_WORK TO COMPLETE:_
Searching the material below, find each line that includes the word "dumping", and copy it.

_EXTRACTED INFORMATION:_
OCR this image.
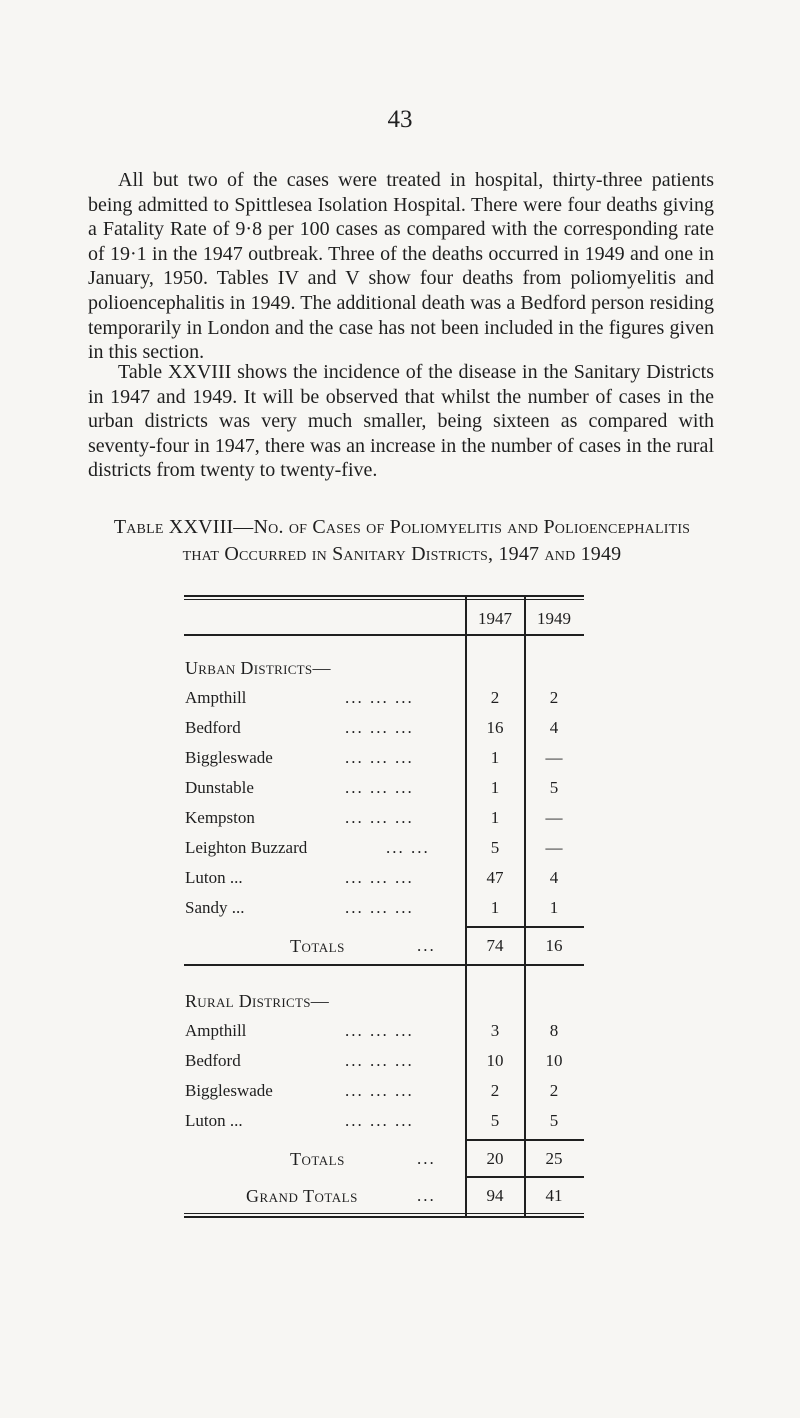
43

All but two of the cases were treated in hospital, thirty-three patients being admitted to Spittlesea Isolation Hospital. There were four deaths giving a Fatality Rate of 9·8 per 100 cases as compared with the corresponding rate of 19·1 in the 1947 outbreak. Three of the deaths occurred in 1949 and one in January, 1950. Tables IV and V show four deaths from poliomyelitis and polioencephalitis in 1949. The additional death was a Bedford person residing temporarily in London and the case has not been included in the figures given in this section.

Table XXVIII shows the incidence of the disease in the Sanitary Districts in 1947 and 1949. It will be observed that whilst the number of cases in the urban districts was very much smaller, being sixteen as compared with seventy-four in 1947, there was an increase in the number of cases in the rural districts from twenty to twenty-five.

Table XXVIII—No. of Cases of Poliomyelitis and Polioencephalitis
that Occurred in Sanitary Districts, 1947 and 1949
1947 1949
Urban Districts—
Ampthill	... ... ...	2	2
Bedford	... ... ...	16	4
Biggleswade	... ... ...	1	—
Dunstable	... ... ...	1	5
Kempston	... ... ...	1	—
Leighton Buzzard	... ...	5	—
Luton ...	... ... ...	47	4
Sandy ...	... ... ...	1	1
Totals	...	74	16
Rural Districts—
Ampthill	... ... ...	3	8
Bedford	... ... ...	10	10
Biggleswade	... ... ...	2	2
Luton ...	... ... ...	5	5
Totals	...	20	25
Grand Totals	...	94	41
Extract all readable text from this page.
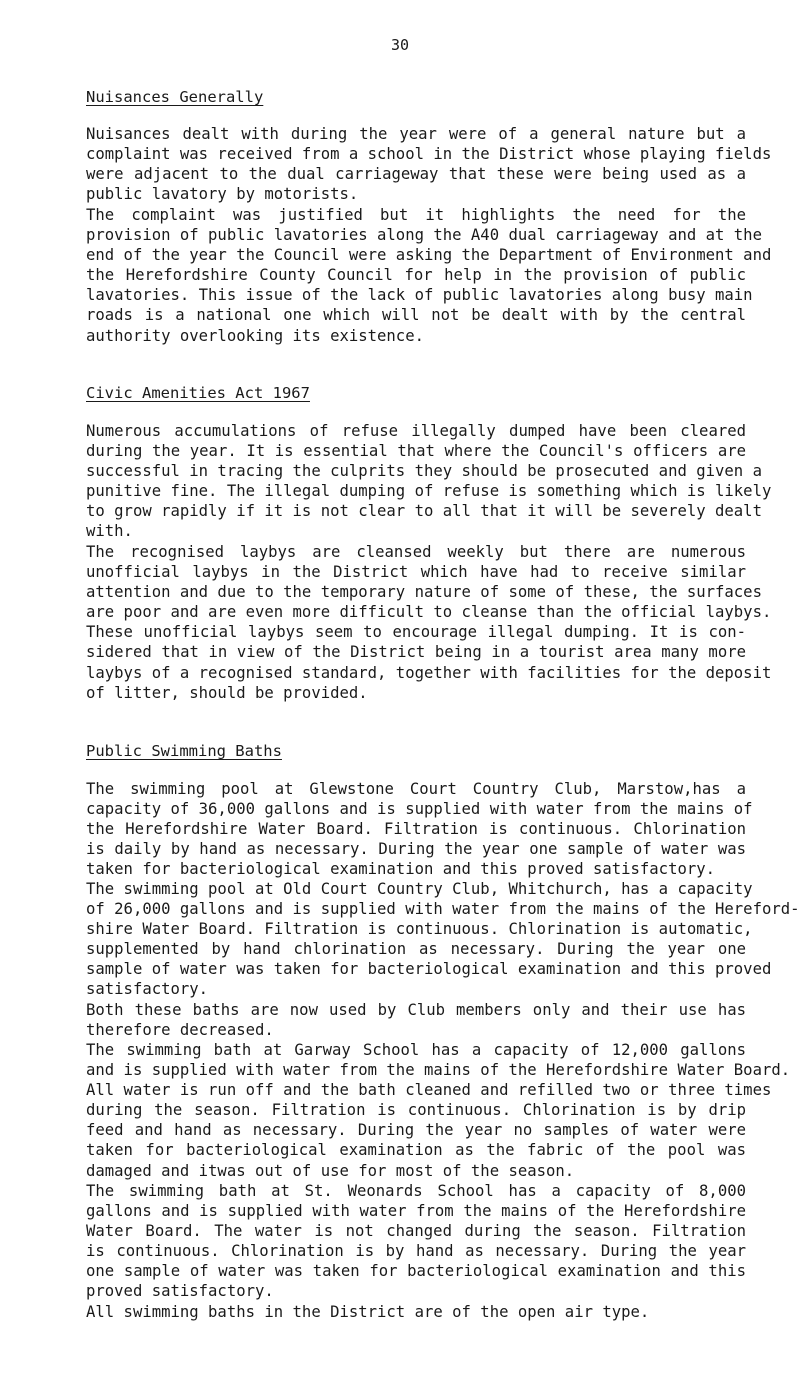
30
Nuisances Generally
Nuisances dealt with during the year were of a general nature but a
complaint was received from a school in the District whose playing fields
were adjacent to the dual carriageway that these were being used as a
public lavatory by motorists.
The complaint was justified but it highlights the need for the
provision of public lavatories along the A40 dual carriageway and at the
end of the year the Council were asking the Department of Environment and
the Herefordshire County Council for help in the provision of public
lavatories. This issue of the lack of public lavatories along busy main
roads is a national one which will not be dealt with by the central
authority overlooking its existence.
Civic Amenities Act 1967
Numerous accumulations of refuse illegally dumped have been cleared
during the year. It is essential that where the Council's officers are
successful in tracing the culprits they should be prosecuted and given a
punitive fine. The illegal dumping of refuse is something which is likely
to grow rapidly if it is not clear to all that it will be severely dealt
with.
The recognised laybys are cleansed weekly but there are numerous
unofficial laybys in the District which have had to receive similar
attention and due to the temporary nature of some of these, the surfaces
are poor and are even more difficult to cleanse than the official laybys.
These unofficial laybys seem to encourage illegal dumping. It is con-
sidered that in view of the District being in a tourist area many more
laybys of a recognised standard, together with facilities for the deposit
of litter, should be provided.
Public Swimming Baths
The swimming pool at Glewstone Court Country Club, Marstow,has a
capacity of 36,000 gallons and is supplied with water from the mains of
the Herefordshire Water Board. Filtration is continuous. Chlorination
is daily by hand as necessary. During the year one sample of water was
taken for bacteriological examination and this proved satisfactory.
The swimming pool at Old Court Country Club, Whitchurch, has a capacity
of 26,000 gallons and is supplied with water from the mains of the Hereford-
shire Water Board. Filtration is continuous. Chlorination is automatic,
supplemented by hand chlorination as necessary. During the year one
sample of water was taken for bacteriological examination and this proved
satisfactory.
Both these baths are now used by Club members only and their use has
therefore decreased.
The swimming bath at Garway School has a capacity of 12,000 gallons
and is supplied with water from the mains of the Herefordshire Water Board.
All water is run off and the bath cleaned and refilled two or three times
during the season. Filtration is continuous. Chlorination is by drip
feed and hand as necessary. During the year no samples of water were
taken for bacteriological examination as the fabric of the pool was
damaged and itwas out of use for most of the season.
The swimming bath at St. Weonards School has a capacity of 8,000
gallons and is supplied with water from the mains of the Herefordshire
Water Board. The water is not changed during the season. Filtration
is continuous. Chlorination is by hand as necessary. During the year
one sample of water was taken for bacteriological examination and this
proved satisfactory.
All swimming baths in the District are of the open air type.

_RESPONSE AREA:_
punitive fine. The illegal dumping of refuse is something which is likely
These unofficial laybys seem to encourage illegal dumping. It is con-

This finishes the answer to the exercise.